[Start Dataset extract]
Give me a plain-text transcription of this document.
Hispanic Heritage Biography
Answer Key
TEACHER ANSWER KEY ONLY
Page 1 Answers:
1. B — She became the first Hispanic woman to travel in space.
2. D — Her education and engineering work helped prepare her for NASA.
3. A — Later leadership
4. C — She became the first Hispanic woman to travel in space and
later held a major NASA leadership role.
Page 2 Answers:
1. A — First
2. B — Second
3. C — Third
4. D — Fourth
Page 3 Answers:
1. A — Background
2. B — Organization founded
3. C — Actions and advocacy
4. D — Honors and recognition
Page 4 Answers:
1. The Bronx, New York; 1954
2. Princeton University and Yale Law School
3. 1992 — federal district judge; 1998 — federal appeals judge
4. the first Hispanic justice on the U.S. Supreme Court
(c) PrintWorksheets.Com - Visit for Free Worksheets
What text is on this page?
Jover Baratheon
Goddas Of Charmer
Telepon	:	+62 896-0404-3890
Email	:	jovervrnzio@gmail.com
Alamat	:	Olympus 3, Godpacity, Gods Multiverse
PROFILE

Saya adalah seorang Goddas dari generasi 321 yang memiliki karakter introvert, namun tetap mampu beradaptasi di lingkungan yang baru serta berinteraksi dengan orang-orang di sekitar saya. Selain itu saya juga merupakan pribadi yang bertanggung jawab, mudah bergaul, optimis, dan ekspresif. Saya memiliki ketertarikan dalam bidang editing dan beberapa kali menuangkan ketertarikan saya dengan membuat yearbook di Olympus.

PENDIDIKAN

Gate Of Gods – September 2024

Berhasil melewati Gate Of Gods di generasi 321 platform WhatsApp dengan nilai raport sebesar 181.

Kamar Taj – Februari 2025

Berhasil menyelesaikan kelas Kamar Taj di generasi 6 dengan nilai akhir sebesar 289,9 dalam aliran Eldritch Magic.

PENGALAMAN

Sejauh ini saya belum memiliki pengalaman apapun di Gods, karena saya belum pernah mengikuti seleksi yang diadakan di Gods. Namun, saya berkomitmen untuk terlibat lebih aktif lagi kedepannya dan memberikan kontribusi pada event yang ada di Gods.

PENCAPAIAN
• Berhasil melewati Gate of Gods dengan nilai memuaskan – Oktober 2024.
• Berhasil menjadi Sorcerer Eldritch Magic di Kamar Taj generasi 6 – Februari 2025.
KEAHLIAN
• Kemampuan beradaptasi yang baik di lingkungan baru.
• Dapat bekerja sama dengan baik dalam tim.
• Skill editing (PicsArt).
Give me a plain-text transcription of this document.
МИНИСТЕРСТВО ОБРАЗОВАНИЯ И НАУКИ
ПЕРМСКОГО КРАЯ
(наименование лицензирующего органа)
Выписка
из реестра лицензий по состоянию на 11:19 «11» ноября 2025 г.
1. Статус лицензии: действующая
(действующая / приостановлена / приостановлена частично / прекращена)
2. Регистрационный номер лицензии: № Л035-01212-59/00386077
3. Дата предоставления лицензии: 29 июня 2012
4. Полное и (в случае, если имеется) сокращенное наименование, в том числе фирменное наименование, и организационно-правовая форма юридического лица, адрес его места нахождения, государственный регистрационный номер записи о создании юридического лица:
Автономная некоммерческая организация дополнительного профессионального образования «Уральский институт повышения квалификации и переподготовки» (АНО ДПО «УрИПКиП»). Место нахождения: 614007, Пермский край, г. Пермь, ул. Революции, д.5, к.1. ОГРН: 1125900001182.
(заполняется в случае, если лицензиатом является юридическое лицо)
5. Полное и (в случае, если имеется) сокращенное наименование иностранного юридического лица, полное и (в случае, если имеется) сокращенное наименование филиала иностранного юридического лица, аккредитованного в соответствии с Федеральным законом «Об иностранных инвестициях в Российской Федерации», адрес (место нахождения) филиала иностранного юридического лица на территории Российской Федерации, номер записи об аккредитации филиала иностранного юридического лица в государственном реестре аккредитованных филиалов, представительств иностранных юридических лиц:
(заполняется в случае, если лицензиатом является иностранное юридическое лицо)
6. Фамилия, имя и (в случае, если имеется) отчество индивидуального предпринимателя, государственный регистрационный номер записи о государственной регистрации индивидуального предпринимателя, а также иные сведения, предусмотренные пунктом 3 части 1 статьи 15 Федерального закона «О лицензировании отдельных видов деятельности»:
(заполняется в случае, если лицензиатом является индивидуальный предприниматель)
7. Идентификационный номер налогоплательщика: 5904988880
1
[End Dataset extract]
Aim: Lines containing the word "заполняется" must all be returned from the material above.

Response for this exercise:
(заполняется в случае, если лицензиатом является юридическое лицо)
(заполняется в случае, если лицензиатом является иностранное юридическое лицо)
(заполняется в случае, если лицензиатом является индивидуальный предприниматель)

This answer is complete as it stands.